INSTRUCTION | Can the data below be set down again exactly, line for line?

RECORDS FOR PROCESSING |
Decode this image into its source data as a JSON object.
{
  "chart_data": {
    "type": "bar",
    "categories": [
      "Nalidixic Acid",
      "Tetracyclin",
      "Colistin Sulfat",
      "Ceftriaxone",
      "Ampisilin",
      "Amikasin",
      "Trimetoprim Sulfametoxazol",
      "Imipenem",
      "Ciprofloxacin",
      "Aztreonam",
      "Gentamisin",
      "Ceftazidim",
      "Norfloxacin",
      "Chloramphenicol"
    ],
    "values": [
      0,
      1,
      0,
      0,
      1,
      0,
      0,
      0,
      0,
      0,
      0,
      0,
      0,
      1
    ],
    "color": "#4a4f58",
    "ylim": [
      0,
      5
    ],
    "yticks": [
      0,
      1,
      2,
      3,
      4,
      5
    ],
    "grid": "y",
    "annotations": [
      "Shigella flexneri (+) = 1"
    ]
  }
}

RESULT |
Decode this image into its source data as a JSON object.
{
  "chart_data": {
    "type": "bar",
    "categories": [
      "Nalidixic Acid",
      "Tetracyclin",
      "Colistin Sulfat",
      "Ceftriaxone",
      "Ampisilin",
      "Amikasin",
      "Trimetoprim Sulfametoxazol",
      "Imipenem",
      "Ciprofloxacin",
      "Aztreonam",
      "Gentamisin",
      "Ceftazidim",
      "Norfloxacin",
      "Chloramphenicol"
    ],
    "values": [
      0,
      1,
      0,
      0,
      1,
      0,
      0,
      0,
      0,
      0,
      0,
      0,
      0,
      1
    ],
    "color": "#4a4f58",
    "ylim": [
      0,
      5
    ],
    "yticks": [
      0,
      1,
      2,
      3,
      4,
      5
    ],
    "grid": "y",
    "annotations": [
      "Shigella flexneri (+) = 1"
    ]
  }
}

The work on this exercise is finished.